No, what’s going on with these ‘beatitudes’ is ‘kingdom talk for kingdom people.’   Jesus isn’t prescribing how to live, but he sharing the blessing of God’s presence, who has come to be them, and to bless them, because they are already being faithful to God’s truth and purpose. 

 

And when people are down in Spirit, because of how things are; Jesus says ‘take heart’, the kingdom is yours.   When you do have to mourn your losses, because you love and care, take heart,  God’s presence and promise will comfort you.   When you are being humble and meek in how you live your life, God will give a blessing that others have no clue about.

 

Sure, some of this kingdom talk, sounds bizarre and out of step with the times, and even just plain upside-down; but that’s exactly what Jesus meant to say.   You can’t earn God’s blessings.  You can’t make this kind of contentment and happiness for your life.  No, the spiritual truths Jesus teaches here, are things that only God can do for us, and what God does in us, when we are living in a consistent, living relationship with him. 

 

The kind of ‘other-worldly’ ‘counter-culture’, upside down talk Jesus is giving here, is very much the same kind of reality, the apostle Paul talked about with the Corinthians. "The word of the cross is foolishness to those who are perishing," says Paul, "but to us who are being saved it is the power of God" (1 Corinthians 1:18).   In these beatitudes Jesus expressing God’s blessing to those who ‘live’ the cross and bear the cross, even before there was a cross.  In the Sermon on the Mount, Jesus is flipping the same kind of worldly priorities Paul is talking about.  

 

In God’s kingdom, where love is the supreme value, most everything is the opposite from what we expect.  For if God worked the same way the uncaring secular world works, Jesus would have said, "Blessed are the rich in spirit… Blessed are those who rejoice… Blessed are the proud…

 

" But Jesus says the exact opposite.   Why did he say the opposite of all this?

 

FOR THEIRS IS THE KINGDOM…

The reason Jesus talks this way, and sees life this way, and invites his disciples to see life in this kingdom way, and us too, for that matter; is because living a life of faith is the only way to be redeemed in and saved from the brokenness and wrong-mindedness so prevalent in a fallen world.  

 

When we live the cross, and when we trust God so we don’t have to trust only in our own wisdom or power;  when we hunger and thirst and dream of a day when God’s justice will prevail for all people everywhere;  and when others see the very different way we are living God’s mercy in the world, they will see the peace and purity in us, and they might come to desire and believe in God’s mercy and peace too.  

 

 It is no accident, that right after these ‘blessing’ his disciples for who they are and how they live, that Jesus challenges them to keep being both ‘salt’ and ‘light’ as a witness to God’s very different way of life that still challenges a flavorless and dark world.

> **SUPPLIED ENTRIES**

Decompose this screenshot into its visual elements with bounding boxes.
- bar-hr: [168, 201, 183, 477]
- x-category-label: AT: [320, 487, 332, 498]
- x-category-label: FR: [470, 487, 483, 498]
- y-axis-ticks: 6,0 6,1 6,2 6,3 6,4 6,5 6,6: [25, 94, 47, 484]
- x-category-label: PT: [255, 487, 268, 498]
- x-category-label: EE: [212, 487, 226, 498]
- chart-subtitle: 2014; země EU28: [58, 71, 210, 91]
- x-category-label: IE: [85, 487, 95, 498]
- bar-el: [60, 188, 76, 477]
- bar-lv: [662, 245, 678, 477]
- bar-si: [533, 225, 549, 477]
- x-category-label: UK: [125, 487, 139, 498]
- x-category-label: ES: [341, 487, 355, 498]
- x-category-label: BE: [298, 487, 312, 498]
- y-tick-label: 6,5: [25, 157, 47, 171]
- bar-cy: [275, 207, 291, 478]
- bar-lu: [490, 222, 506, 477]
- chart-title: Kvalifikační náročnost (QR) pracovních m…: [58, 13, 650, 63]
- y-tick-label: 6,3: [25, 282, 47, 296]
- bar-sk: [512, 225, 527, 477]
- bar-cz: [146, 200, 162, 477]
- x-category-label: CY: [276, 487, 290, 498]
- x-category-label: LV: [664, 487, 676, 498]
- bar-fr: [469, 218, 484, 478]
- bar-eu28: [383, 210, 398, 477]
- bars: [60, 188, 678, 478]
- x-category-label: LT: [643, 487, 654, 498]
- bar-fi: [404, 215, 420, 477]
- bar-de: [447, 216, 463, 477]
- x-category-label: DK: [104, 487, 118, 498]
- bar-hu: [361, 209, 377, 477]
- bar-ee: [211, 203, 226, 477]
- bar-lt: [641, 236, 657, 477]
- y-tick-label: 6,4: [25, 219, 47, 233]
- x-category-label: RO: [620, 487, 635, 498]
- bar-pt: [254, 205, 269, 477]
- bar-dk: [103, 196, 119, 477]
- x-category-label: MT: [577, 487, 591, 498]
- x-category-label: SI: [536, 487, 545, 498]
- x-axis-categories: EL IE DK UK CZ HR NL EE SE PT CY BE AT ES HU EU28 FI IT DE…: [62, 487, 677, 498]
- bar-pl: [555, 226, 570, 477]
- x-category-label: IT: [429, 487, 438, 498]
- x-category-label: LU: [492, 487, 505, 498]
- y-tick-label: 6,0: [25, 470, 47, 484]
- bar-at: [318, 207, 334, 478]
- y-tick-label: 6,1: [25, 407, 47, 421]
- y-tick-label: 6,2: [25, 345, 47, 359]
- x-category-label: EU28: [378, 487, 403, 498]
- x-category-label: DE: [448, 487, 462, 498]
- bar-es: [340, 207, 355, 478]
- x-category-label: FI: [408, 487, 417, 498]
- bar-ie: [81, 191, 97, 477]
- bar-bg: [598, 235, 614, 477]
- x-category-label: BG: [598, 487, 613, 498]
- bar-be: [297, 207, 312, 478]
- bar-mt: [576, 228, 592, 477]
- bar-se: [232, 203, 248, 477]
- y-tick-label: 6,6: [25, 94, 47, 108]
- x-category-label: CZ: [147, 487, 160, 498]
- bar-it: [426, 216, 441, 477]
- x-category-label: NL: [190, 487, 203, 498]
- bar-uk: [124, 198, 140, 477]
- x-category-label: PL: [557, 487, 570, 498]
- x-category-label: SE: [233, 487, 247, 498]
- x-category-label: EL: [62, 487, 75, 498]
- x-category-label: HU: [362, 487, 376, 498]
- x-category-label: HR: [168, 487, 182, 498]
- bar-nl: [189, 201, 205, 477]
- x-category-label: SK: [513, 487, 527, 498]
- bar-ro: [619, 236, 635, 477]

> **LIST OF TASKS**
**A.** According to the beatitudes passage, what does Jesus challenge his disciples to keep being right after blessing them?
**B.** Duplicate the portion of the beatitudes passage that begins at the words "It is no accident, that" and stops after "and dark world.".

> **TASK RESPONSES**
**A.** Both "salt" and "light," as a witness to God's very different way of life.

**B.**
It is no accident, that right after these ‘blessing’ his disciples for who they are and how they live, that Jesus challenges them to keep being both ‘salt’ and ‘light’ as a witness to God’s very different way of life that still challenges a flavorless and dark world.